What this task involves:
Repeat the records word for word, excluding any picture.

---------------

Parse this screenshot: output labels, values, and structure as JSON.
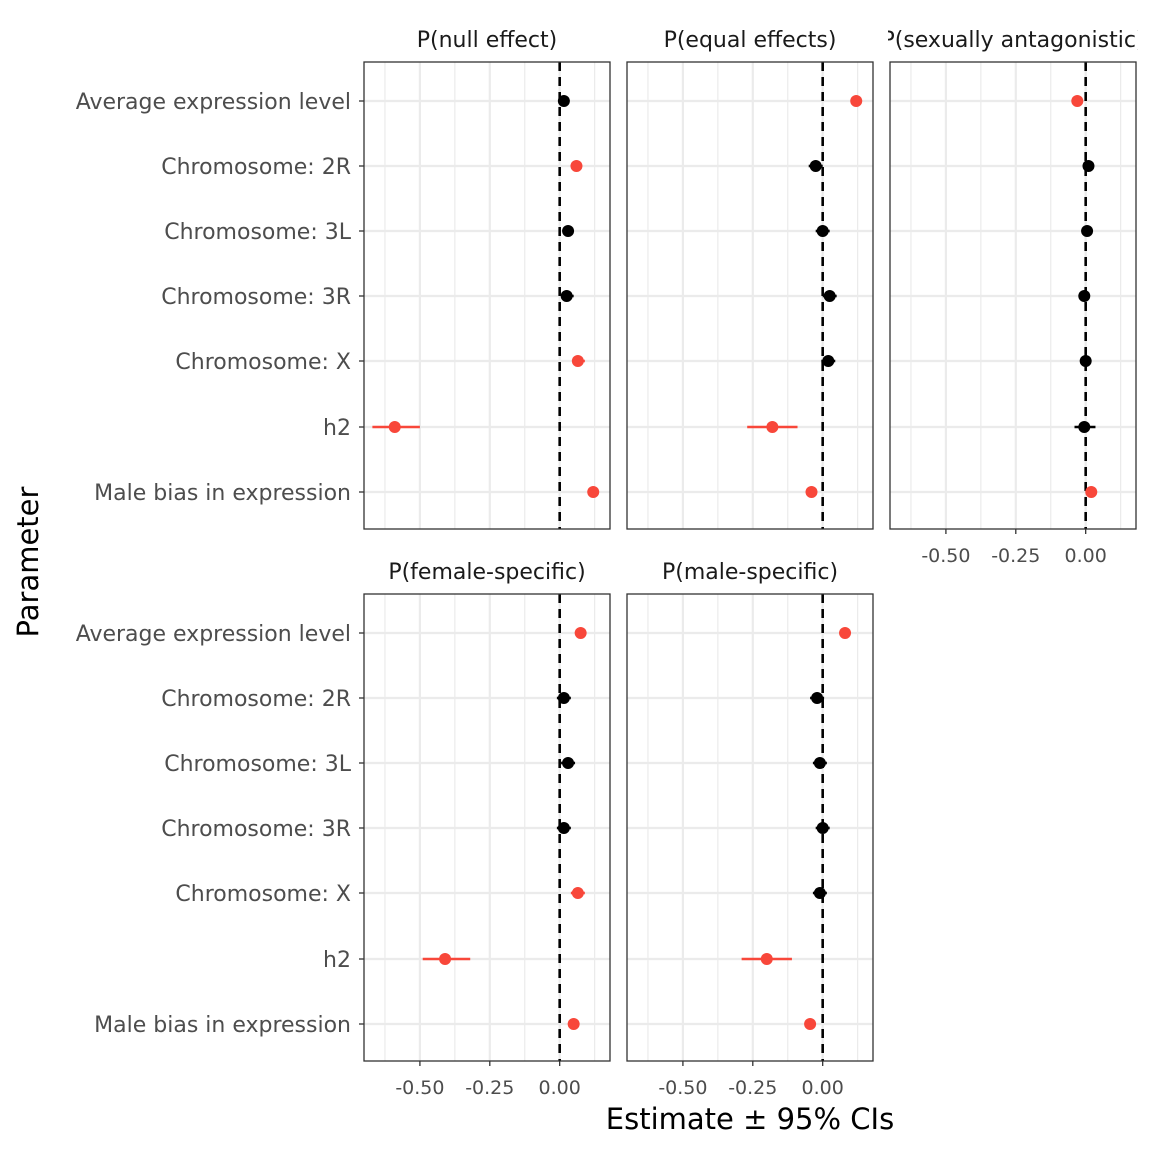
{
  "colors": {
    "significant": "#F8473A",
    "not_significant": "#000000",
    "grid": "#ebebeb",
    "panel_border": "#333333"
  },
  "chart_data": {
    "type": "forest",
    "xlabel": "Estimate ± 95% CIs",
    "ylabel": "Parameter",
    "xlim": [
      -0.7,
      0.18
    ],
    "xticks": [
      -0.5,
      -0.25,
      0.0
    ],
    "xtick_labels": [
      "-0.50",
      "-0.25",
      "0.00"
    ],
    "reference_line": 0,
    "parameters": [
      "Average expression level",
      "Chromosome: 2R",
      "Chromosome: 3L",
      "Chromosome: 3R",
      "Chromosome: X",
      "h2",
      "Male bias in expression"
    ],
    "facets": [
      {
        "title": "P(null effect)",
        "points": [
          {
            "parameter": "Average expression level",
            "estimate": 0.015,
            "lower": 0.005,
            "upper": 0.025,
            "significant": false
          },
          {
            "parameter": "Chromosome: 2R",
            "estimate": 0.06,
            "lower": 0.045,
            "upper": 0.08,
            "significant": true
          },
          {
            "parameter": "Chromosome: 3L",
            "estimate": 0.03,
            "lower": 0.01,
            "upper": 0.05,
            "significant": false
          },
          {
            "parameter": "Chromosome: 3R",
            "estimate": 0.025,
            "lower": 0.005,
            "upper": 0.05,
            "significant": false
          },
          {
            "parameter": "Chromosome: X",
            "estimate": 0.065,
            "lower": 0.045,
            "upper": 0.09,
            "significant": true
          },
          {
            "parameter": "h2",
            "estimate": -0.59,
            "lower": -0.67,
            "upper": -0.5,
            "significant": true
          },
          {
            "parameter": "Male bias in expression",
            "estimate": 0.12,
            "lower": 0.11,
            "upper": 0.13,
            "significant": true
          }
        ]
      },
      {
        "title": "P(equal effects)",
        "points": [
          {
            "parameter": "Average expression level",
            "estimate": 0.12,
            "lower": 0.11,
            "upper": 0.13,
            "significant": true
          },
          {
            "parameter": "Chromosome: 2R",
            "estimate": -0.025,
            "lower": -0.05,
            "upper": 0.0,
            "significant": false
          },
          {
            "parameter": "Chromosome: 3L",
            "estimate": 0.0,
            "lower": -0.025,
            "upper": 0.025,
            "significant": false
          },
          {
            "parameter": "Chromosome: 3R",
            "estimate": 0.025,
            "lower": 0.0,
            "upper": 0.05,
            "significant": false
          },
          {
            "parameter": "Chromosome: X",
            "estimate": 0.02,
            "lower": -0.005,
            "upper": 0.045,
            "significant": false
          },
          {
            "parameter": "h2",
            "estimate": -0.18,
            "lower": -0.27,
            "upper": -0.09,
            "significant": true
          },
          {
            "parameter": "Male bias in expression",
            "estimate": -0.04,
            "lower": -0.05,
            "upper": -0.03,
            "significant": true
          }
        ]
      },
      {
        "title": "P(sexually antagonistic)",
        "points": [
          {
            "parameter": "Average expression level",
            "estimate": -0.03,
            "lower": -0.04,
            "upper": -0.02,
            "significant": true
          },
          {
            "parameter": "Chromosome: 2R",
            "estimate": 0.01,
            "lower": 0.0,
            "upper": 0.02,
            "significant": false
          },
          {
            "parameter": "Chromosome: 3L",
            "estimate": 0.005,
            "lower": -0.005,
            "upper": 0.015,
            "significant": false
          },
          {
            "parameter": "Chromosome: 3R",
            "estimate": -0.005,
            "lower": -0.015,
            "upper": 0.005,
            "significant": false
          },
          {
            "parameter": "Chromosome: X",
            "estimate": 0.0,
            "lower": -0.01,
            "upper": 0.01,
            "significant": false
          },
          {
            "parameter": "h2",
            "estimate": -0.005,
            "lower": -0.04,
            "upper": 0.035,
            "significant": false
          },
          {
            "parameter": "Male bias in expression",
            "estimate": 0.02,
            "lower": 0.01,
            "upper": 0.03,
            "significant": true
          }
        ]
      },
      {
        "title": "P(female-specific)",
        "points": [
          {
            "parameter": "Average expression level",
            "estimate": 0.075,
            "lower": 0.065,
            "upper": 0.085,
            "significant": true
          },
          {
            "parameter": "Chromosome: 2R",
            "estimate": 0.015,
            "lower": -0.01,
            "upper": 0.04,
            "significant": false
          },
          {
            "parameter": "Chromosome: 3L",
            "estimate": 0.03,
            "lower": 0.005,
            "upper": 0.055,
            "significant": false
          },
          {
            "parameter": "Chromosome: 3R",
            "estimate": 0.015,
            "lower": -0.01,
            "upper": 0.04,
            "significant": false
          },
          {
            "parameter": "Chromosome: X",
            "estimate": 0.065,
            "lower": 0.04,
            "upper": 0.09,
            "significant": true
          },
          {
            "parameter": "h2",
            "estimate": -0.41,
            "lower": -0.49,
            "upper": -0.32,
            "significant": true
          },
          {
            "parameter": "Male bias in expression",
            "estimate": 0.05,
            "lower": 0.04,
            "upper": 0.06,
            "significant": true
          }
        ]
      },
      {
        "title": "P(male-specific)",
        "points": [
          {
            "parameter": "Average expression level",
            "estimate": 0.08,
            "lower": 0.07,
            "upper": 0.09,
            "significant": true
          },
          {
            "parameter": "Chromosome: 2R",
            "estimate": -0.02,
            "lower": -0.045,
            "upper": 0.005,
            "significant": false
          },
          {
            "parameter": "Chromosome: 3L",
            "estimate": -0.01,
            "lower": -0.035,
            "upper": 0.015,
            "significant": false
          },
          {
            "parameter": "Chromosome: 3R",
            "estimate": 0.0,
            "lower": -0.025,
            "upper": 0.025,
            "significant": false
          },
          {
            "parameter": "Chromosome: X",
            "estimate": -0.01,
            "lower": -0.035,
            "upper": 0.015,
            "significant": false
          },
          {
            "parameter": "h2",
            "estimate": -0.2,
            "lower": -0.29,
            "upper": -0.11,
            "significant": true
          },
          {
            "parameter": "Male bias in expression",
            "estimate": -0.045,
            "lower": -0.055,
            "upper": -0.035,
            "significant": true
          }
        ]
      }
    ]
  }
}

---------------

Written response:
Parse this screenshot: output labels, values, and structure as JSON.
{
  "colors": {
    "significant": "#F8473A",
    "not_significant": "#000000",
    "grid": "#ebebeb",
    "panel_border": "#333333"
  },
  "chart_data": {
    "type": "forest",
    "xlabel": "Estimate ± 95% CIs",
    "ylabel": "Parameter",
    "xlim": [
      -0.7,
      0.18
    ],
    "xticks": [
      -0.5,
      -0.25,
      0.0
    ],
    "xtick_labels": [
      "-0.50",
      "-0.25",
      "0.00"
    ],
    "reference_line": 0,
    "parameters": [
      "Average expression level",
      "Chromosome: 2R",
      "Chromosome: 3L",
      "Chromosome: 3R",
      "Chromosome: X",
      "h2",
      "Male bias in expression"
    ],
    "facets": [
      {
        "title": "P(null effect)",
        "points": [
          {
            "parameter": "Average expression level",
            "estimate": 0.015,
            "lower": 0.005,
            "upper": 0.025,
            "significant": false
          },
          {
            "parameter": "Chromosome: 2R",
            "estimate": 0.06,
            "lower": 0.045,
            "upper": 0.08,
            "significant": true
          },
          {
            "parameter": "Chromosome: 3L",
            "estimate": 0.03,
            "lower": 0.01,
            "upper": 0.05,
            "significant": false
          },
          {
            "parameter": "Chromosome: 3R",
            "estimate": 0.025,
            "lower": 0.005,
            "upper": 0.05,
            "significant": false
          },
          {
            "parameter": "Chromosome: X",
            "estimate": 0.065,
            "lower": 0.045,
            "upper": 0.09,
            "significant": true
          },
          {
            "parameter": "h2",
            "estimate": -0.59,
            "lower": -0.67,
            "upper": -0.5,
            "significant": true
          },
          {
            "parameter": "Male bias in expression",
            "estimate": 0.12,
            "lower": 0.11,
            "upper": 0.13,
            "significant": true
          }
        ]
      },
      {
        "title": "P(equal effects)",
        "points": [
          {
            "parameter": "Average expression level",
            "estimate": 0.12,
            "lower": 0.11,
            "upper": 0.13,
            "significant": true
          },
          {
            "parameter": "Chromosome: 2R",
            "estimate": -0.025,
            "lower": -0.05,
            "upper": 0.0,
            "significant": false
          },
          {
            "parameter": "Chromosome: 3L",
            "estimate": 0.0,
            "lower": -0.025,
            "upper": 0.025,
            "significant": false
          },
          {
            "parameter": "Chromosome: 3R",
            "estimate": 0.025,
            "lower": 0.0,
            "upper": 0.05,
            "significant": false
          },
          {
            "parameter": "Chromosome: X",
            "estimate": 0.02,
            "lower": -0.005,
            "upper": 0.045,
            "significant": false
          },
          {
            "parameter": "h2",
            "estimate": -0.18,
            "lower": -0.27,
            "upper": -0.09,
            "significant": true
          },
          {
            "parameter": "Male bias in expression",
            "estimate": -0.04,
            "lower": -0.05,
            "upper": -0.03,
            "significant": true
          }
        ]
      },
      {
        "title": "P(sexually antagonistic)",
        "points": [
          {
            "parameter": "Average expression level",
            "estimate": -0.03,
            "lower": -0.04,
            "upper": -0.02,
            "significant": true
          },
          {
            "parameter": "Chromosome: 2R",
            "estimate": 0.01,
            "lower": 0.0,
            "upper": 0.02,
            "significant": false
          },
          {
            "parameter": "Chromosome: 3L",
            "estimate": 0.005,
            "lower": -0.005,
            "upper": 0.015,
            "significant": false
          },
          {
            "parameter": "Chromosome: 3R",
            "estimate": -0.005,
            "lower": -0.015,
            "upper": 0.005,
            "significant": false
          },
          {
            "parameter": "Chromosome: X",
            "estimate": 0.0,
            "lower": -0.01,
            "upper": 0.01,
            "significant": false
          },
          {
            "parameter": "h2",
            "estimate": -0.005,
            "lower": -0.04,
            "upper": 0.035,
            "significant": false
          },
          {
            "parameter": "Male bias in expression",
            "estimate": 0.02,
            "lower": 0.01,
            "upper": 0.03,
            "significant": true
          }
        ]
      },
      {
        "title": "P(female-specific)",
        "points": [
          {
            "parameter": "Average expression level",
            "estimate": 0.075,
            "lower": 0.065,
            "upper": 0.085,
            "significant": true
          },
          {
            "parameter": "Chromosome: 2R",
            "estimate": 0.015,
            "lower": -0.01,
            "upper": 0.04,
            "significant": false
          },
          {
            "parameter": "Chromosome: 3L",
            "estimate": 0.03,
            "lower": 0.005,
            "upper": 0.055,
            "significant": false
          },
          {
            "parameter": "Chromosome: 3R",
            "estimate": 0.015,
            "lower": -0.01,
            "upper": 0.04,
            "significant": false
          },
          {
            "parameter": "Chromosome: X",
            "estimate": 0.065,
            "lower": 0.04,
            "upper": 0.09,
            "significant": true
          },
          {
            "parameter": "h2",
            "estimate": -0.41,
            "lower": -0.49,
            "upper": -0.32,
            "significant": true
          },
          {
            "parameter": "Male bias in expression",
            "estimate": 0.05,
            "lower": 0.04,
            "upper": 0.06,
            "significant": true
          }
        ]
      },
      {
        "title": "P(male-specific)",
        "points": [
          {
            "parameter": "Average expression level",
            "estimate": 0.08,
            "lower": 0.07,
            "upper": 0.09,
            "significant": true
          },
          {
            "parameter": "Chromosome: 2R",
            "estimate": -0.02,
            "lower": -0.045,
            "upper": 0.005,
            "significant": false
          },
          {
            "parameter": "Chromosome: 3L",
            "estimate": -0.01,
            "lower": -0.035,
            "upper": 0.015,
            "significant": false
          },
          {
            "parameter": "Chromosome: 3R",
            "estimate": 0.0,
            "lower": -0.025,
            "upper": 0.025,
            "significant": false
          },
          {
            "parameter": "Chromosome: X",
            "estimate": -0.01,
            "lower": -0.035,
            "upper": 0.015,
            "significant": false
          },
          {
            "parameter": "h2",
            "estimate": -0.2,
            "lower": -0.29,
            "upper": -0.11,
            "significant": true
          },
          {
            "parameter": "Male bias in expression",
            "estimate": -0.045,
            "lower": -0.055,
            "upper": -0.035,
            "significant": true
          }
        ]
      }
    ]
  }
}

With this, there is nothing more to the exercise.